**What you have to do**
Your task is to repeat the entries underneath exactly, minus the pictures.
START Data provided
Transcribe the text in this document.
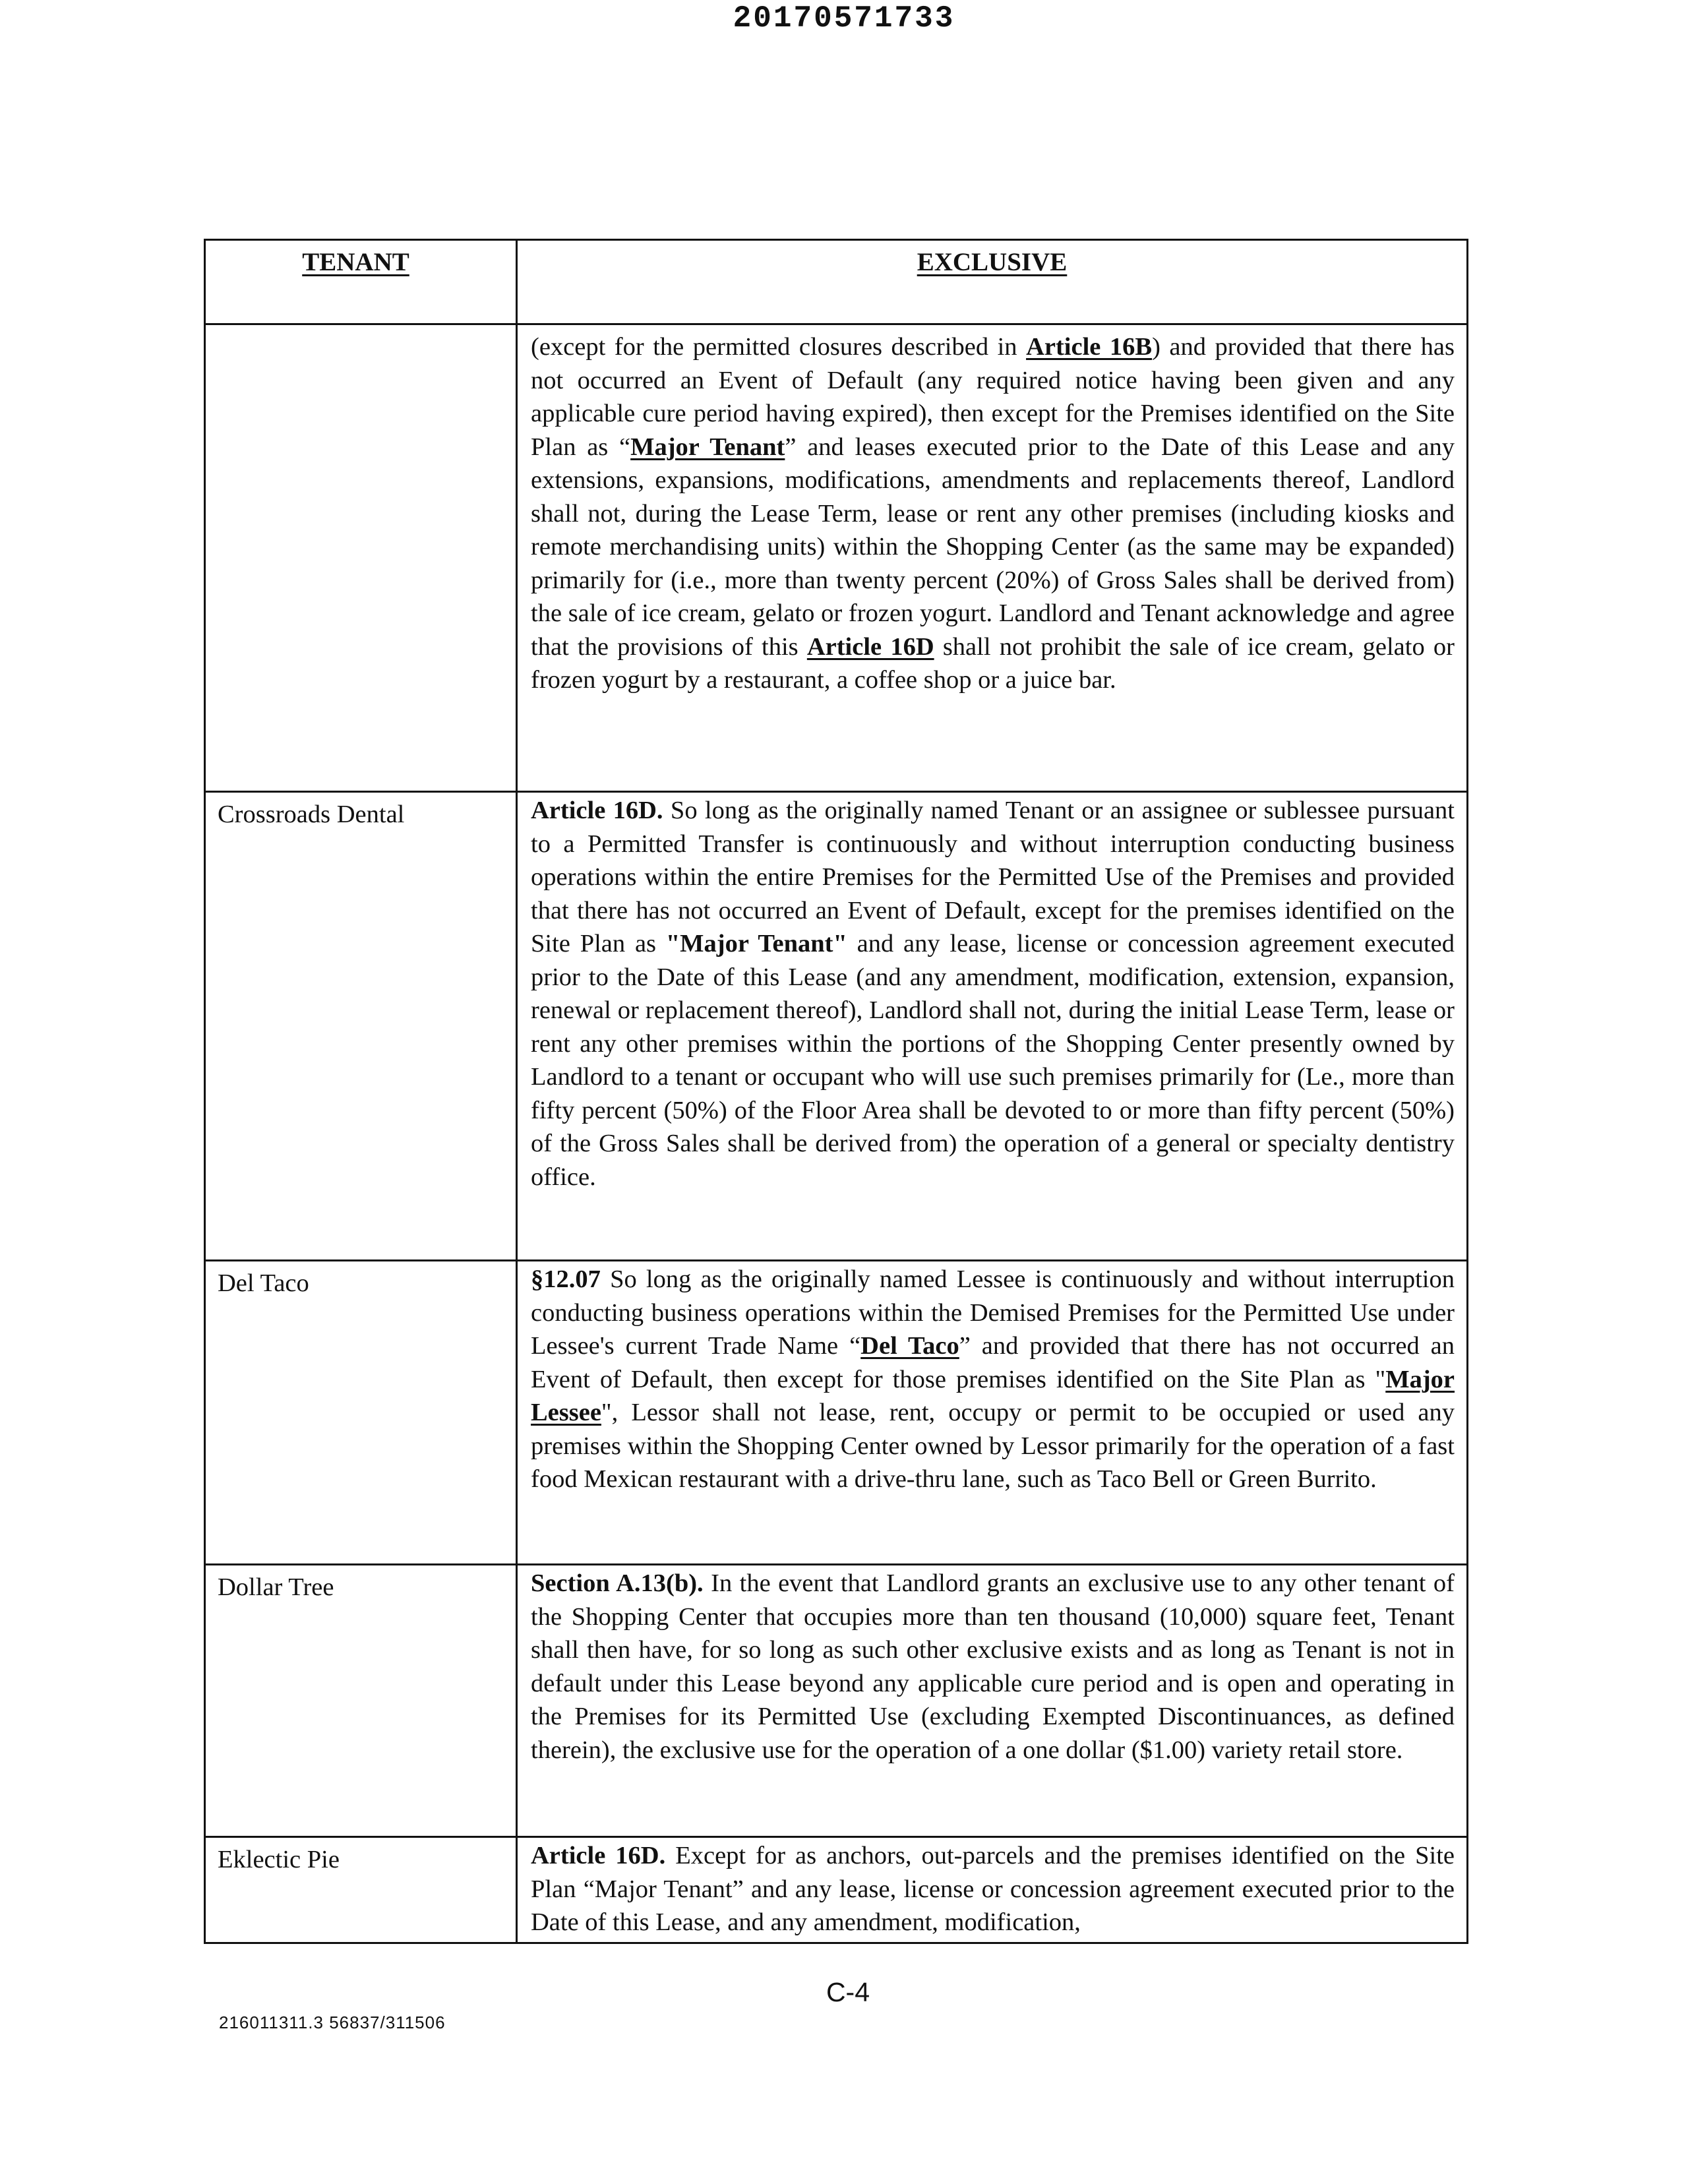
20170571733
TENANT	EXCLUSIVE

	(except for the permitted closures described in Article 16B) and provided that there has not occurred an Event of Default (any required notice having been given and any applicable cure period having expired), then except for the Premises identified on the Site Plan as “Major Tenant” and leases executed prior to the Date of this Lease and any extensions, expansions, modifications, amendments and replacements thereof, Landlord shall not, during the Lease Term, lease or rent any other premises (including kiosks and remote merchandising units) within the Shopping Center (as the same may be expanded) primarily for (i.e., more than twenty percent (20%) of Gross Sales shall be derived from) the sale of ice cream, gelato or frozen yogurt. Landlord and Tenant acknowledge and agree that the provisions of this Article 16D shall not prohibit the sale of ice cream, gelato or frozen yogurt by a restaurant, a coffee shop or a juice bar.

Crossroads Dental	Article 16D. So long as the originally named Tenant or an assignee or sublessee pursuant to a Permitted Transfer is continuously and without interruption conducting business operations within the entire Premises for the Permitted Use of the Premises and provided that there has not occurred an Event of Default, except for the premises identified on the Site Plan as "Major Tenant" and any lease, license or concession agreement executed prior to the Date of this Lease (and any amendment, modification, extension, expansion, renewal or replacement thereof), Landlord shall not, during the initial Lease Term, lease or rent any other premises within the portions of the Shopping Center presently owned by Landlord to a tenant or occupant who will use such premises primarily for (Le., more than fifty percent (50%) of the Floor Area shall be devoted to or more than fifty percent (50%) of the Gross Sales shall be derived from) the operation of a general or specialty dentistry office.

Del Taco	§12.07 So long as the originally named Lessee is continuously and without interruption conducting business operations within the Demised Premises for the Permitted Use under Lessee's current Trade Name “Del Taco” and provided that there has not occurred an Event of Default, then except for those premises identified on the Site Plan as "Major Lessee", Lessor shall not lease, rent, occupy or permit to be occupied or used any premises within the Shopping Center owned by Lessor primarily for the operation of a fast food Mexican restaurant with a drive-thru lane, such as Taco Bell or Green Burrito.

Dollar Tree	Section A.13(b). In the event that Landlord grants an exclusive use to any other tenant of the Shopping Center that occupies more than ten thousand (10,000) square feet, Tenant shall then have, for so long as such other exclusive exists and as long as Tenant is not in default under this Lease beyond any applicable cure period and is open and operating in the Premises for its Permitted Use (excluding Exempted Discontinuances, as defined therein), the exclusive use for the operation of a one dollar ($1.00) variety retail store.

Eklectic Pie	Article 16D. Except for as anchors, out-parcels and the premises identified on the Site Plan “Major Tenant” and any lease, license or concession agreement executed prior to the Date of this Lease, and any amendment, modification,

C-4
216011311.3 56837/311506
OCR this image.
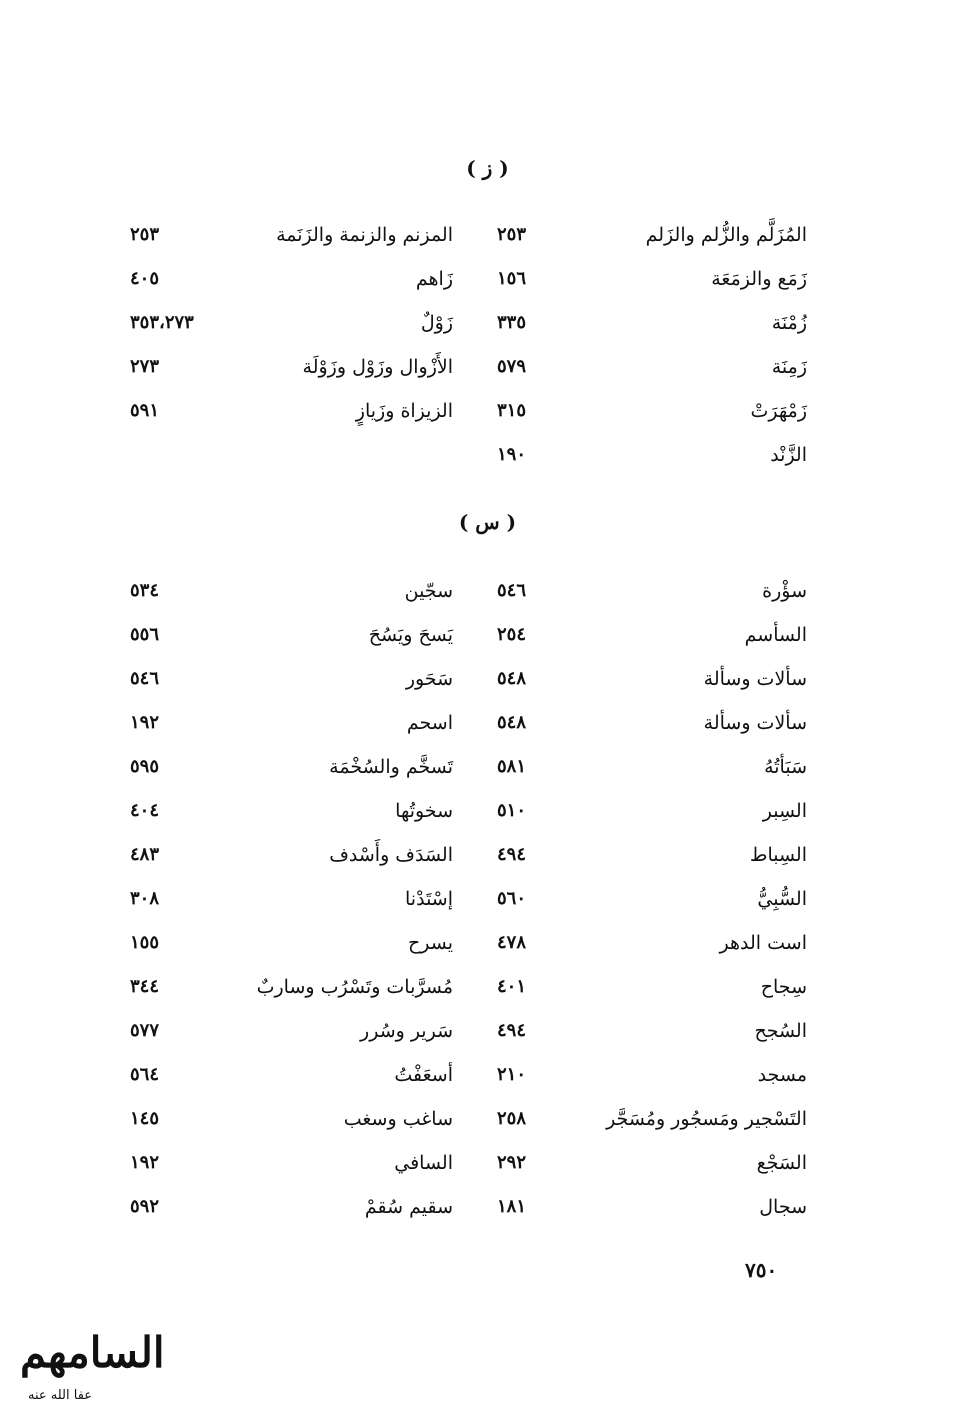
( ز )
المُزَلَّم والزُّلم والزَلم
٢٥٣
المزنم والزنمة والزَنَمة
٢٥٣
زَمَع والزمَعَة
١٥٦
زَاهم
٤٠٥
زُمْنَة
٣٣٥
زَوْلٌ
٣٥٣،٢٧٣
زَمِنَة
٥٧٩
الأَزْوال وزَوْل وزَوْلَة
٢٧٣
زَمْهَرَتْ
٣١٥
الزيزاة وزَيازٍ
٥٩١
الزَّنْد
١٩٠
( س )
سؤْرة
٥٤٦
سجّين
٥٣٤
السأسم
٢٥٤
يَسحَ ويَسُحَ
٥٥٦
سألات وسألة
٥٤٨
سَحَور
٥٤٦
سألات وسألة
٥٤٨
اسحم
١٩٢
سَبَأتُهُ
٥٨١
تَسخَّم والسُخْمَة
٥٩٥
السِبر
٥١٠
سخوتُها
٤٠٤
السِباط
٤٩٤
السَدَف وأَسْدف
٤٨٣
السُّبِيُّ
٥٦٠
إسْتَدْنا
٣٠٨
است الدهر
٤٧٨
يسرح
١٥٥
سِجاح
٤٠١
مُسرَّبات وتَسْرُب وساربٌ
٣٤٤
السُجح
٤٩٤
سَرير وسُرر
٥٧٧
مسجد
٢١٠
أسعَفْتُ
٥٦٤
التَسْجير ومَسجُور ومُسَجَّر
٢٥٨
ساغب وسغب
١٤٥
السَجْع
٢٩٢
السافي
١٩٢
سجال
١٨١
سقيم سُقمْ
٥٩٢
٧٥٠
السامهم
عفا الله عنه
END Data provided
**Final result**
Transcribe the text in this document.
20170571733
TENANT	EXCLUSIVE

	(except for the permitted closures described in Article 16B) and provided that there has not occurred an Event of Default (any required notice having been given and any applicable cure period having expired), then except for the Premises identified on the Site Plan as “Major Tenant” and leases executed prior to the Date of this Lease and any extensions, expansions, modifications, amendments and replacements thereof, Landlord shall not, during the Lease Term, lease or rent any other premises (including kiosks and remote merchandising units) within the Shopping Center (as the same may be expanded) primarily for (i.e., more than twenty percent (20%) of Gross Sales shall be derived from) the sale of ice cream, gelato or frozen yogurt. Landlord and Tenant acknowledge and agree that the provisions of this Article 16D shall not prohibit the sale of ice cream, gelato or frozen yogurt by a restaurant, a coffee shop or a juice bar.

Crossroads Dental	Article 16D. So long as the originally named Tenant or an assignee or sublessee pursuant to a Permitted Transfer is continuously and without interruption conducting business operations within the entire Premises for the Permitted Use of the Premises and provided that there has not occurred an Event of Default, except for the premises identified on the Site Plan as "Major Tenant" and any lease, license or concession agreement executed prior to the Date of this Lease (and any amendment, modification, extension, expansion, renewal or replacement thereof), Landlord shall not, during the initial Lease Term, lease or rent any other premises within the portions of the Shopping Center presently owned by Landlord to a tenant or occupant who will use such premises primarily for (Le., more than fifty percent (50%) of the Floor Area shall be devoted to or more than fifty percent (50%) of the Gross Sales shall be derived from) the operation of a general or specialty dentistry office.

Del Taco	§12.07 So long as the originally named Lessee is continuously and without interruption conducting business operations within the Demised Premises for the Permitted Use under Lessee's current Trade Name “Del Taco” and provided that there has not occurred an Event of Default, then except for those premises identified on the Site Plan as "Major Lessee", Lessor shall not lease, rent, occupy or permit to be occupied or used any premises within the Shopping Center owned by Lessor primarily for the operation of a fast food Mexican restaurant with a drive-thru lane, such as Taco Bell or Green Burrito.

Dollar Tree	Section A.13(b). In the event that Landlord grants an exclusive use to any other tenant of the Shopping Center that occupies more than ten thousand (10,000) square feet, Tenant shall then have, for so long as such other exclusive exists and as long as Tenant is not in default under this Lease beyond any applicable cure period and is open and operating in the Premises for its Permitted Use (excluding Exempted Discontinuances, as defined therein), the exclusive use for the operation of a one dollar ($1.00) variety retail store.

Eklectic Pie	Article 16D. Except for as anchors, out-parcels and the premises identified on the Site Plan “Major Tenant” and any lease, license or concession agreement executed prior to the Date of this Lease, and any amendment, modification,

C-4
216011311.3 56837/311506
OCR this image.
( ز )
المُزَلَّم والزُّلم والزَلم
٢٥٣
المزنم والزنمة والزَنَمة
٢٥٣
زَمَع والزمَعَة
١٥٦
زَاهم
٤٠٥
زُمْنَة
٣٣٥
زَوْلٌ
٣٥٣،٢٧٣
زَمِنَة
٥٧٩
الأَزْوال وزَوْل وزَوْلَة
٢٧٣
زَمْهَرَتْ
٣١٥
الزيزاة وزَيازٍ
٥٩١
الزَّنْد
١٩٠
( س )
سؤْرة
٥٤٦
سجّين
٥٣٤
السأسم
٢٥٤
يَسحَ ويَسُحَ
٥٥٦
سألات وسألة
٥٤٨
سَحَور
٥٤٦
سألات وسألة
٥٤٨
اسحم
١٩٢
سَبَأتُهُ
٥٨١
تَسخَّم والسُخْمَة
٥٩٥
السِبر
٥١٠
سخوتُها
٤٠٤
السِباط
٤٩٤
السَدَف وأَسْدف
٤٨٣
السُّبِيُّ
٥٦٠
إسْتَدْنا
٣٠٨
است الدهر
٤٧٨
يسرح
١٥٥
سِجاح
٤٠١
مُسرَّبات وتَسْرُب وساربٌ
٣٤٤
السُجح
٤٩٤
سَرير وسُرر
٥٧٧
مسجد
٢١٠
أسعَفْتُ
٥٦٤
التَسْجير ومَسجُور ومُسَجَّر
٢٥٨
ساغب وسغب
١٤٥
السَجْع
٢٩٢
السافي
١٩٢
سجال
١٨١
سقيم سُقمْ
٥٩٢
٧٥٠
السامهم
عفا الله عنه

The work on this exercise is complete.